**** DATA ****

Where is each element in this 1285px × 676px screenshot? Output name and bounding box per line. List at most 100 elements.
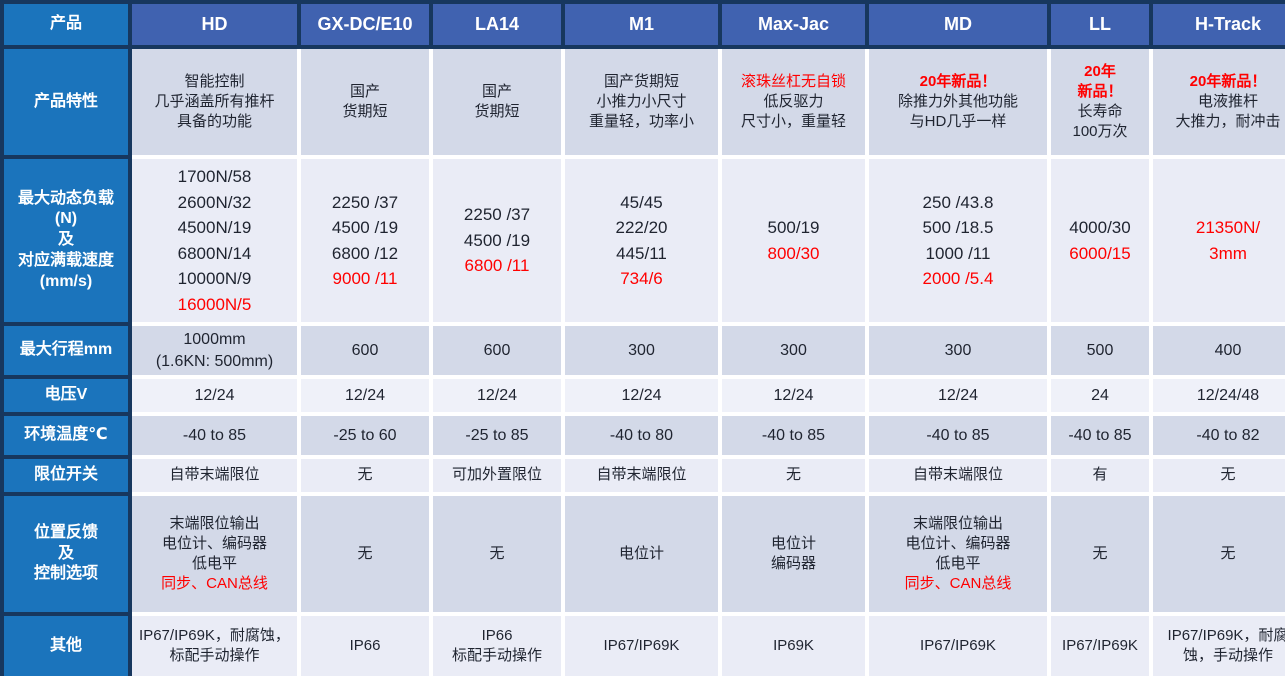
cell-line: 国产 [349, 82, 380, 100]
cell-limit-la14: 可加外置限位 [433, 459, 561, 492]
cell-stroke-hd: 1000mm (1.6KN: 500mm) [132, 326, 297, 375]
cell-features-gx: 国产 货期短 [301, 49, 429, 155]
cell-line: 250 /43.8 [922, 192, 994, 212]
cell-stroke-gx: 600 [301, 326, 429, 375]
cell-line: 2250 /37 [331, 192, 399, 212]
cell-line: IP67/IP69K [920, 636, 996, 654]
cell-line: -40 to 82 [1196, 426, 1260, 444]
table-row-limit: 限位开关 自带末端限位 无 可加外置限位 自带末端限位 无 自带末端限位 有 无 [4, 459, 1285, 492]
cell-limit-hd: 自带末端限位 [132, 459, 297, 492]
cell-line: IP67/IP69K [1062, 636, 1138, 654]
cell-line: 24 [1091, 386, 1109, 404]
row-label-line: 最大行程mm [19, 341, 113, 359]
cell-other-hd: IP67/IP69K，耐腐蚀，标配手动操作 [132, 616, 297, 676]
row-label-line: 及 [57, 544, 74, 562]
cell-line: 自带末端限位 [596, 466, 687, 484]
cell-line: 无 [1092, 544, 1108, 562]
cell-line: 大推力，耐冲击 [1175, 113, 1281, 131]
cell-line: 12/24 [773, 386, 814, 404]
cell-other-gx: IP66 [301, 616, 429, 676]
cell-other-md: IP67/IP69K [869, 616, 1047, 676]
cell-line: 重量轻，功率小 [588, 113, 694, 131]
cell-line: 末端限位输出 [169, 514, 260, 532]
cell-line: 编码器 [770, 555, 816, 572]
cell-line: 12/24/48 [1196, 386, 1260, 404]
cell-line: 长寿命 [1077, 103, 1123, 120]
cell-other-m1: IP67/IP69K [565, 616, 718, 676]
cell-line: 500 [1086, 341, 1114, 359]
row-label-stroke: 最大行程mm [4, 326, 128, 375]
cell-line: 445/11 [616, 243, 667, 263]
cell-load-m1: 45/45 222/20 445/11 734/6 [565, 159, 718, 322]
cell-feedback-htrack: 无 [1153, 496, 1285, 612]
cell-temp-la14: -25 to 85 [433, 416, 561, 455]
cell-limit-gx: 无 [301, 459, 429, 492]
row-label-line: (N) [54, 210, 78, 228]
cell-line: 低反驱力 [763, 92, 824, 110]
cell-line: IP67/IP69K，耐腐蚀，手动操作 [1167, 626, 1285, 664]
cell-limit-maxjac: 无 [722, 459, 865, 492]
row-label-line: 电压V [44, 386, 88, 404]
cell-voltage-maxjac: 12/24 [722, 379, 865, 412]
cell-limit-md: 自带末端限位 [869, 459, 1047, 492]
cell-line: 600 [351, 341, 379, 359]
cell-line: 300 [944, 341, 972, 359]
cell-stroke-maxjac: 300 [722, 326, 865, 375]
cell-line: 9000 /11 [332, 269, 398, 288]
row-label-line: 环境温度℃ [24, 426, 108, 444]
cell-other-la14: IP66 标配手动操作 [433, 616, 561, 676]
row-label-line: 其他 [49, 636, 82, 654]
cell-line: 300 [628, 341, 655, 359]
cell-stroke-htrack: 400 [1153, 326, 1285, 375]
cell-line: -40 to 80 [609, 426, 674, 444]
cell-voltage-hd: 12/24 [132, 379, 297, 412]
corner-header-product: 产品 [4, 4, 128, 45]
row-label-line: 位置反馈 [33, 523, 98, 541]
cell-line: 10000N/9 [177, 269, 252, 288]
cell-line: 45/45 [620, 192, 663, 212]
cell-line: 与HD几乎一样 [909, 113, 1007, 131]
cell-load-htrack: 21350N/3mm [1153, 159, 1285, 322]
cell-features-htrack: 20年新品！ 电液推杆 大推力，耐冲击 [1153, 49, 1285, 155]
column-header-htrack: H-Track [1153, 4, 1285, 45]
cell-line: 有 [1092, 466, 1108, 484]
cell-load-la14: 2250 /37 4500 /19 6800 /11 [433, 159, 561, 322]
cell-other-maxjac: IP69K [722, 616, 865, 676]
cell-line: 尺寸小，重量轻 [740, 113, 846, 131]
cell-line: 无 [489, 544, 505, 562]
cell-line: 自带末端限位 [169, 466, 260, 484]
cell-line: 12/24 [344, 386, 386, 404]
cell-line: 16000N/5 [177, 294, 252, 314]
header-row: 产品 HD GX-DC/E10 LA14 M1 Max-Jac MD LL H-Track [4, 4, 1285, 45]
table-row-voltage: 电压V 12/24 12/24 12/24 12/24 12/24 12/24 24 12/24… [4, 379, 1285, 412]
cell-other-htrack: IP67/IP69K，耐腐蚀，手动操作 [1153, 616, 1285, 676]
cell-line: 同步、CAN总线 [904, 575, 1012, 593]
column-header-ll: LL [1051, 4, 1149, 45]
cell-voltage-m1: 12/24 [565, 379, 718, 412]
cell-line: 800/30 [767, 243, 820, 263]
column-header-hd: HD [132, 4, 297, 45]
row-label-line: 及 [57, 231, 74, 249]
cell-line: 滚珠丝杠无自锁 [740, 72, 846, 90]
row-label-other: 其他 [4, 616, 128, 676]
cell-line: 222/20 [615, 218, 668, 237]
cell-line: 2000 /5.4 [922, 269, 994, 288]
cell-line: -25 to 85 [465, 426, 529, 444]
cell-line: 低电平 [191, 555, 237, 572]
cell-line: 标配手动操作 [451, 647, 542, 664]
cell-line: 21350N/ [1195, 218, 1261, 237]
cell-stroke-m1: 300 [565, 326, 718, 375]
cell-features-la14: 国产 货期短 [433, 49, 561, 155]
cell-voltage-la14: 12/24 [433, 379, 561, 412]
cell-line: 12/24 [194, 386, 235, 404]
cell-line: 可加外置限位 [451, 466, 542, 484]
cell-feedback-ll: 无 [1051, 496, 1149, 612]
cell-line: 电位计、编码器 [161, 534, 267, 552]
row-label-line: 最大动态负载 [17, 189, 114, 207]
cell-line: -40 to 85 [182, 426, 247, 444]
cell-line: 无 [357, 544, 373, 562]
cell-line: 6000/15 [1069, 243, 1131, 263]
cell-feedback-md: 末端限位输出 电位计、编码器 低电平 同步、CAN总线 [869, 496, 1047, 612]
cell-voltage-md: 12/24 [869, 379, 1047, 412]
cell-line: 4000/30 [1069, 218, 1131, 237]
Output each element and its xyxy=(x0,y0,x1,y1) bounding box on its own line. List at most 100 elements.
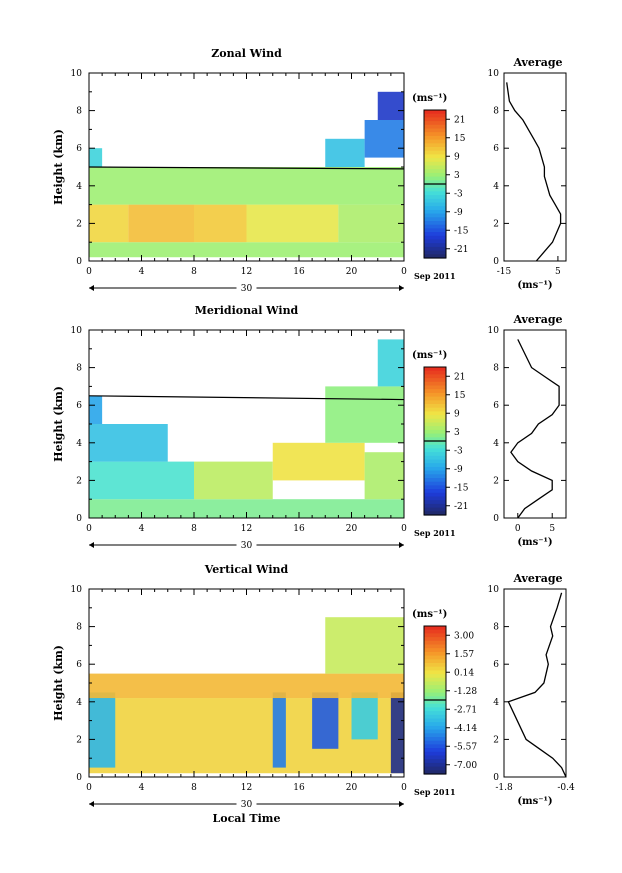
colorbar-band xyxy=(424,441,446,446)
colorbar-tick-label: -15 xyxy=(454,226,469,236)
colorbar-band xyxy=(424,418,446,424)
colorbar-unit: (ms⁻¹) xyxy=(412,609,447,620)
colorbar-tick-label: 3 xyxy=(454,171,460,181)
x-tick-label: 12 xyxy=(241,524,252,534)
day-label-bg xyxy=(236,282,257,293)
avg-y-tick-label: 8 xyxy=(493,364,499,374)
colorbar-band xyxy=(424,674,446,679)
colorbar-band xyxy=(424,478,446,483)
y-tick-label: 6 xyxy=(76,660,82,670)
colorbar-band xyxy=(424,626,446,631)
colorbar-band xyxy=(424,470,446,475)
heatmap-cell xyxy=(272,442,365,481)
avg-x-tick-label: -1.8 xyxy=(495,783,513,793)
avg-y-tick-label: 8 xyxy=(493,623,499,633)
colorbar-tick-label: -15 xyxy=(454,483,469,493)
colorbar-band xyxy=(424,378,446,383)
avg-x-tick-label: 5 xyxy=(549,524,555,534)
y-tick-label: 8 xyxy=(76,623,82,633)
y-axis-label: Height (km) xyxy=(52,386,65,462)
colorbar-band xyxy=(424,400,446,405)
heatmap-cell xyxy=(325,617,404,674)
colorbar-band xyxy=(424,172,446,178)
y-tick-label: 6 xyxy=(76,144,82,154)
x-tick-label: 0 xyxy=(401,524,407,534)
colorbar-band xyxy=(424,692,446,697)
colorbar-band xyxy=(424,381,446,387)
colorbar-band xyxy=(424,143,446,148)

****

_YOUR GOAL_
Please lay out the lines of the material above, from the line containing "cell-line: 国产 [349, 82, 380, 100]" through the line containing "cell-line: 250 /43.8 [922, 192, 994, 212]", as a JSON list of strings with one string per line.

_ANSWER TO THIS TASK_
[
  "cell-line: 国产 [349, 82, 380, 100]",
  "cell-limit-la14: 可加外置限位 [433, 459, 561, 492]",
  "cell-stroke-hd: 1000mm (1.6KN: 500mm) [132, 326, 297, 375]",
  "cell-features-gx: 国产 货期短 [301, 49, 429, 155]",
  "cell-line: 250 /43.8 [922, 192, 994, 212]"
]